Omit the pictures, then reproduce every remaining record exactly.

SOURCE RECORDS:
===
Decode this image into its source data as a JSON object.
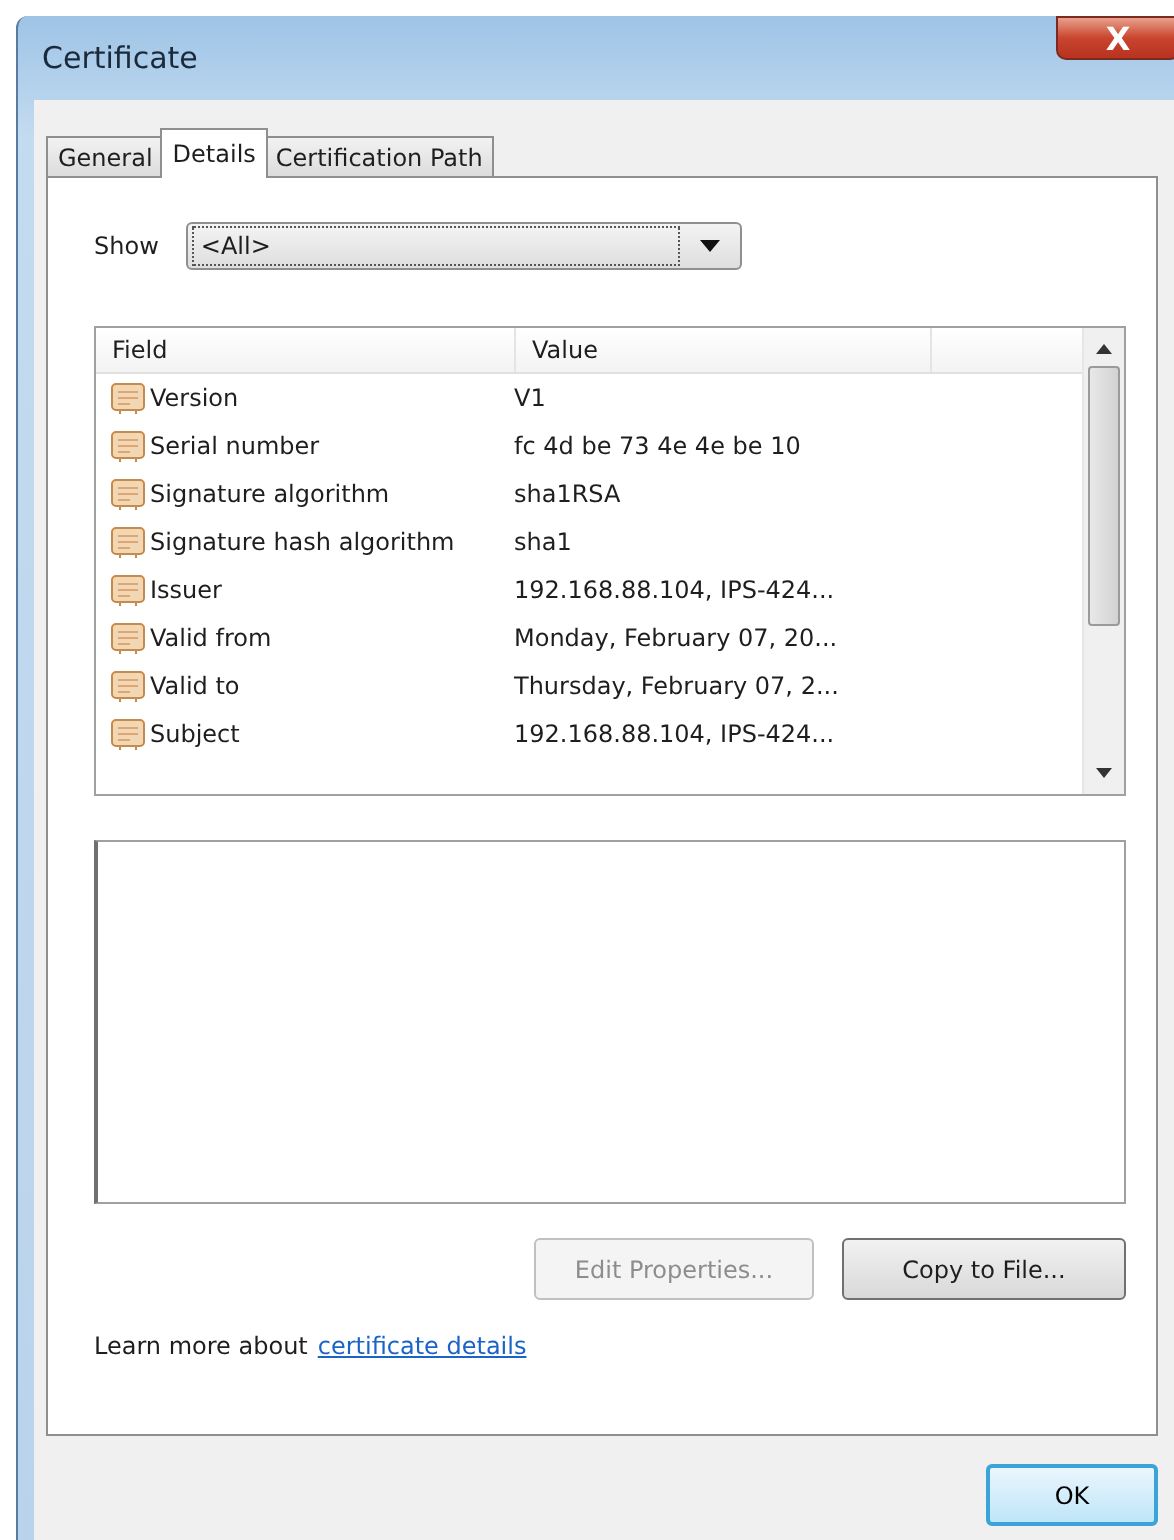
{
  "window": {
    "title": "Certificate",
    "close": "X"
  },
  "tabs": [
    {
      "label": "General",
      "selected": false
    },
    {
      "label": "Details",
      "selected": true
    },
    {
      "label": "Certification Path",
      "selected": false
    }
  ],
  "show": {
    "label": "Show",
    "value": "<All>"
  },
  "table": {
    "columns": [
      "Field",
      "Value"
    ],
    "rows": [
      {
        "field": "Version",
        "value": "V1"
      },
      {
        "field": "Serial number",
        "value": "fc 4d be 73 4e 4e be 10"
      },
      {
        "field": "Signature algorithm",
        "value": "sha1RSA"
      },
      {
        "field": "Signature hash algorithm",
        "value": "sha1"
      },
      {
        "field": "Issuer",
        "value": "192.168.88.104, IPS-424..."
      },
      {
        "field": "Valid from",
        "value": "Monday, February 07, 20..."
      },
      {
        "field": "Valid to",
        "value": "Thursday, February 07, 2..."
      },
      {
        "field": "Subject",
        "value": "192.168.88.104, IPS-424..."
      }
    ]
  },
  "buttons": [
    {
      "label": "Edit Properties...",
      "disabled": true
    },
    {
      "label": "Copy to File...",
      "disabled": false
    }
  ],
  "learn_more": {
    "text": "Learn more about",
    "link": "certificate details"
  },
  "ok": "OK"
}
===
EXPECTED ANSWER:
Decode this image into its source data as a JSON object.
{
  "window": {
    "title": "Certificate",
    "close": "X"
  },
  "tabs": [
    {
      "label": "General",
      "selected": false
    },
    {
      "label": "Details",
      "selected": true
    },
    {
      "label": "Certification Path",
      "selected": false
    }
  ],
  "show": {
    "label": "Show",
    "value": "<All>"
  },
  "table": {
    "columns": [
      "Field",
      "Value"
    ],
    "rows": [
      {
        "field": "Version",
        "value": "V1"
      },
      {
        "field": "Serial number",
        "value": "fc 4d be 73 4e 4e be 10"
      },
      {
        "field": "Signature algorithm",
        "value": "sha1RSA"
      },
      {
        "field": "Signature hash algorithm",
        "value": "sha1"
      },
      {
        "field": "Issuer",
        "value": "192.168.88.104, IPS-424..."
      },
      {
        "field": "Valid from",
        "value": "Monday, February 07, 20..."
      },
      {
        "field": "Valid to",
        "value": "Thursday, February 07, 2..."
      },
      {
        "field": "Subject",
        "value": "192.168.88.104, IPS-424..."
      }
    ]
  },
  "buttons": [
    {
      "label": "Edit Properties...",
      "disabled": true
    },
    {
      "label": "Copy to File...",
      "disabled": false
    }
  ],
  "learn_more": {
    "text": "Learn more about",
    "link": "certificate details"
  },
  "ok": "OK"
}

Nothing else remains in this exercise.